SHORT PROBLEM: From the entries below, pull out each line where "water" appears.

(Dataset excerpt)
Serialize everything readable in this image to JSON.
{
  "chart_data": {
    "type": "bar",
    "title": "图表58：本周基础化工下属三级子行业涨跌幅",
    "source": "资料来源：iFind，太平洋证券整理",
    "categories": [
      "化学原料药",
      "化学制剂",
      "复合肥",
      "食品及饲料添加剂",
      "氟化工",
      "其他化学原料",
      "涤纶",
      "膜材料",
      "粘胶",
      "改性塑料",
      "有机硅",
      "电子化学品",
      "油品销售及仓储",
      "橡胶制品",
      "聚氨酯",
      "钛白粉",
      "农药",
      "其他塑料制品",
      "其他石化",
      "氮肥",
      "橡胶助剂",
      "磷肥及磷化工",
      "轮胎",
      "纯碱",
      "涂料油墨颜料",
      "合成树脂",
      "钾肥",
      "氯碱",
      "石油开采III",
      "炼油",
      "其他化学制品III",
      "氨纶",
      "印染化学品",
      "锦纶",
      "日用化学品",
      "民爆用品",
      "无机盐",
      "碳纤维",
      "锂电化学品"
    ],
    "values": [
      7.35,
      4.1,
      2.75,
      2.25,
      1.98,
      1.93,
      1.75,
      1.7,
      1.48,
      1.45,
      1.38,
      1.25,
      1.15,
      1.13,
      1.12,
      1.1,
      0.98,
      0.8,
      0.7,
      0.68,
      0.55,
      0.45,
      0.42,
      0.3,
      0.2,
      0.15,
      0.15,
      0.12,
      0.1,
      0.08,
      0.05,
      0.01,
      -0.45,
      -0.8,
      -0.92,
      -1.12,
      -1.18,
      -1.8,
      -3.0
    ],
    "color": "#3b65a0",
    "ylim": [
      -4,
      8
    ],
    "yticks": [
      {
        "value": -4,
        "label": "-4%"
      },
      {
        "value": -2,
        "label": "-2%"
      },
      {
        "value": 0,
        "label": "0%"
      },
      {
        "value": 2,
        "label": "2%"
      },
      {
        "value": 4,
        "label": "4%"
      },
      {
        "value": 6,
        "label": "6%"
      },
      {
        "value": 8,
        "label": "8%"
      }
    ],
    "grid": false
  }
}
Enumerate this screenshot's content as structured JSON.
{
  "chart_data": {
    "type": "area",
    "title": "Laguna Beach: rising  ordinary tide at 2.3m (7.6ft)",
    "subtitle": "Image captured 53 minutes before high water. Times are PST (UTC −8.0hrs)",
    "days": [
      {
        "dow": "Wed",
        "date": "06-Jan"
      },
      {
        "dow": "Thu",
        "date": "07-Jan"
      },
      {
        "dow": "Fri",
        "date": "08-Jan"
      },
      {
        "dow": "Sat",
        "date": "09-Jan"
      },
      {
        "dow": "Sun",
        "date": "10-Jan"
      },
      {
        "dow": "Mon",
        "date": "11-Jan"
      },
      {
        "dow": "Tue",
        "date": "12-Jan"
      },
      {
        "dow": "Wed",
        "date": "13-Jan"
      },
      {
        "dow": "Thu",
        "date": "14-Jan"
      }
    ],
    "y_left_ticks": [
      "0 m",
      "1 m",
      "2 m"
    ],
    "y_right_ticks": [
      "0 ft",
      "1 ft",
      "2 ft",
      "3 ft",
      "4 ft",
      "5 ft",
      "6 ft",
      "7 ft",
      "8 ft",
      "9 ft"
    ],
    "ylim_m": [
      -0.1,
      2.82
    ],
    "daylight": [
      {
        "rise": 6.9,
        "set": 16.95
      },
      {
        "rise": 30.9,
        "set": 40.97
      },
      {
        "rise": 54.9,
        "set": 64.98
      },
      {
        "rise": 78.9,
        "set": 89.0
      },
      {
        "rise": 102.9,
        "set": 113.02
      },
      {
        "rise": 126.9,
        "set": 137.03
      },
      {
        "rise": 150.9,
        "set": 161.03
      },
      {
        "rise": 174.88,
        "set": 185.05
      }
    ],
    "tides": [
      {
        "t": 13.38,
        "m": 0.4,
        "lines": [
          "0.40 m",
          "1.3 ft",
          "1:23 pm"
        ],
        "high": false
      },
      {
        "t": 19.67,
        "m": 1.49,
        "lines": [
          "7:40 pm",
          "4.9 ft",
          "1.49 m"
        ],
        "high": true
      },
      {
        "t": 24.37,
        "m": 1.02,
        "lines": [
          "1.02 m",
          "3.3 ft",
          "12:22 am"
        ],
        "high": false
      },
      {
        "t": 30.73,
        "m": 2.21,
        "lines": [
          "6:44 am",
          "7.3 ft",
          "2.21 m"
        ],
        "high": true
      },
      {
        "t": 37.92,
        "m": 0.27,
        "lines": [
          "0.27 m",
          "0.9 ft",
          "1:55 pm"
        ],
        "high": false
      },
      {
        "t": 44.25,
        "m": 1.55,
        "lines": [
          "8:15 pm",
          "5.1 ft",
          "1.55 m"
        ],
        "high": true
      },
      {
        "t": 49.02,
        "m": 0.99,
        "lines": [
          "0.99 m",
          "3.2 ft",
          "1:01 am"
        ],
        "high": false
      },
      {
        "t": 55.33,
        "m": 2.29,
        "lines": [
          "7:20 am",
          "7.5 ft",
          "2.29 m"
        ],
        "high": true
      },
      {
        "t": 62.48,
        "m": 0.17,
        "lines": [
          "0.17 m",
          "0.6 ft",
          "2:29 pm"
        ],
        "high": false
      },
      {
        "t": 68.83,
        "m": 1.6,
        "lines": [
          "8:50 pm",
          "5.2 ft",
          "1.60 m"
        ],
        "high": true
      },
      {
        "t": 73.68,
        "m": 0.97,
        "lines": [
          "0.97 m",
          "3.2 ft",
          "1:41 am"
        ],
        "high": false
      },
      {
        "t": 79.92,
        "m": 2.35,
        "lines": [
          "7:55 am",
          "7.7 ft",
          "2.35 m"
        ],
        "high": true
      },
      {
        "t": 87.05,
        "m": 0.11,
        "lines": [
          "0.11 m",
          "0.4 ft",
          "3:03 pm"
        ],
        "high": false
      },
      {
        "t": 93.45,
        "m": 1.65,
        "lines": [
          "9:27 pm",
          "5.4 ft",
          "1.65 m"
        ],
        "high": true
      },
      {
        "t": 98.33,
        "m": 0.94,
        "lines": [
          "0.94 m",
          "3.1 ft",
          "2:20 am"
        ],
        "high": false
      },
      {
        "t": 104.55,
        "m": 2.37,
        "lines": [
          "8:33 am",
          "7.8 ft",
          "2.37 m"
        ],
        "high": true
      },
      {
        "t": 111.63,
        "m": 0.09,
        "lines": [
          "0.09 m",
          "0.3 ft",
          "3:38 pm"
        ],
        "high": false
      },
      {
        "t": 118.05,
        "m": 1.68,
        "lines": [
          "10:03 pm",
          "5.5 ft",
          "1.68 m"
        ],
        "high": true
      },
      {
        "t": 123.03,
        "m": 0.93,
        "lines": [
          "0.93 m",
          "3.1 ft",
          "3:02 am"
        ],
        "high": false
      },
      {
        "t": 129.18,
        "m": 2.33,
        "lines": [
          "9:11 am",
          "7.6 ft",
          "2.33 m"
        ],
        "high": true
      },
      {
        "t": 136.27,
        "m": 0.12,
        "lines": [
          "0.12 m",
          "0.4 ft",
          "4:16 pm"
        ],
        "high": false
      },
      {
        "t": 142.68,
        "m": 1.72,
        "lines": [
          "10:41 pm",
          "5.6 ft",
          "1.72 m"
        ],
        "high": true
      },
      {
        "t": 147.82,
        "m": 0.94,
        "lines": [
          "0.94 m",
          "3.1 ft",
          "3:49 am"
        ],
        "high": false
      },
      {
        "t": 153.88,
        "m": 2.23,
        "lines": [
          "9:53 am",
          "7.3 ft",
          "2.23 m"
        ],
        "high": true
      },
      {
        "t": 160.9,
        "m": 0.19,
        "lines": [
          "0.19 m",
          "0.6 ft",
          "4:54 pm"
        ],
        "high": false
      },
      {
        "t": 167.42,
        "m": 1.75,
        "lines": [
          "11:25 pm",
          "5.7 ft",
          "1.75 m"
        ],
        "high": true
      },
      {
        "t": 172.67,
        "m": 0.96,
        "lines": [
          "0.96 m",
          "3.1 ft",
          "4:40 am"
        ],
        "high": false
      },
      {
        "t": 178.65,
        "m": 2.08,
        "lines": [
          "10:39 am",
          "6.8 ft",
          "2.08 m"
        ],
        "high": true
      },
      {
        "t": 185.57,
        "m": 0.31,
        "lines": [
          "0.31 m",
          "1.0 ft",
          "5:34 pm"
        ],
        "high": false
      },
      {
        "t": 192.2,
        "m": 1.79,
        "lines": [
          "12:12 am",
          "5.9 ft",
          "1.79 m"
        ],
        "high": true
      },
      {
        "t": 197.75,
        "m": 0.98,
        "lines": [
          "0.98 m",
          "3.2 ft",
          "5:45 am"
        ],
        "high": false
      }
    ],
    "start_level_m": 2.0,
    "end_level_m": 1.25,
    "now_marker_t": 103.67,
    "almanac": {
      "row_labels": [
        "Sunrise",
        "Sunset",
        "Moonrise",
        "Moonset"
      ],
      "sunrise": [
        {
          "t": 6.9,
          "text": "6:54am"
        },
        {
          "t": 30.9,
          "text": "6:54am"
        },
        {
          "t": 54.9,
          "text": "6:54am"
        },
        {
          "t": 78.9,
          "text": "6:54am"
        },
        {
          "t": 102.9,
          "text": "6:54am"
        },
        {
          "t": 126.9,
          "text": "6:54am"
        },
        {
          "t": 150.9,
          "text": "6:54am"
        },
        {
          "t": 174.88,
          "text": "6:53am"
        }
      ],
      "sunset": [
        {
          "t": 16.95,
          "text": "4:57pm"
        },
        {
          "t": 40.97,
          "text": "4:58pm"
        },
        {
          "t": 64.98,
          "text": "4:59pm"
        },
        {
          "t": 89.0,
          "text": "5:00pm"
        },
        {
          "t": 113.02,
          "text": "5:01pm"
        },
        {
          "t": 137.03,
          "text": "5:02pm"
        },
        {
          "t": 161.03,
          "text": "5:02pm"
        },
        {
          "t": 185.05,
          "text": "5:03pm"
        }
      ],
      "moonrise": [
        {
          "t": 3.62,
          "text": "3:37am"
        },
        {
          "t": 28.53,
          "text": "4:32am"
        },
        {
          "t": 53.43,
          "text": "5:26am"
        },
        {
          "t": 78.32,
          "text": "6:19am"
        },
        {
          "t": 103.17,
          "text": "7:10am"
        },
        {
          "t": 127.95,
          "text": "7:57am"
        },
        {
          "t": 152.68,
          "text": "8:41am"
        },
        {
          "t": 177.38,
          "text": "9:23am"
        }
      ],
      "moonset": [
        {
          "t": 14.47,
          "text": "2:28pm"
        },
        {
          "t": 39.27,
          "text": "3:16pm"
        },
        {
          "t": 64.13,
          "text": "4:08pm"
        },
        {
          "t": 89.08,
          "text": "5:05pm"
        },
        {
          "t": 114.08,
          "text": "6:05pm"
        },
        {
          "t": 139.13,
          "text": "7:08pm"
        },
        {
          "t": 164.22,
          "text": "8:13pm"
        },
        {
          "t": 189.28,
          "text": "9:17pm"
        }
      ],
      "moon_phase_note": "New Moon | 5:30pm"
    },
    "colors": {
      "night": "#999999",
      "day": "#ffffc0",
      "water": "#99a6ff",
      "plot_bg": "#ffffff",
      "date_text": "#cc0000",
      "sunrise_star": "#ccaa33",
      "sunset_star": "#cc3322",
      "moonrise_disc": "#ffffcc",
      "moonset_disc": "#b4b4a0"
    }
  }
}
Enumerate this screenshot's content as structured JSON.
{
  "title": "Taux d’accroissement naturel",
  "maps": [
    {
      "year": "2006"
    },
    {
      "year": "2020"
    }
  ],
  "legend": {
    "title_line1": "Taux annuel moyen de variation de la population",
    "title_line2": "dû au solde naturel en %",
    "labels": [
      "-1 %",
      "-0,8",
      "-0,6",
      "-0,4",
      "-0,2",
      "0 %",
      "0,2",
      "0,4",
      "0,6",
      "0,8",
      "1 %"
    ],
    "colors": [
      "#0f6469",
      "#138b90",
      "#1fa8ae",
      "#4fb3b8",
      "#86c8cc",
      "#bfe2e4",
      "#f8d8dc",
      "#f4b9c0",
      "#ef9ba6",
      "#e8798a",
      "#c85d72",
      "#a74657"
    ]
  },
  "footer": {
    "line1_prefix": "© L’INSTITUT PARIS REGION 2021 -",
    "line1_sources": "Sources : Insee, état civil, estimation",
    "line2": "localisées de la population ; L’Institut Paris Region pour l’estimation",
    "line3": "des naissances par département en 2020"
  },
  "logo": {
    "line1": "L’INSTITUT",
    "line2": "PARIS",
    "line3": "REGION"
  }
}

SOLUTION BELOW:
    "subtitle": "Image captured 53 minutes before high water. Times are PST (UTC −8.0hrs)",
      "water": "#99a6ff",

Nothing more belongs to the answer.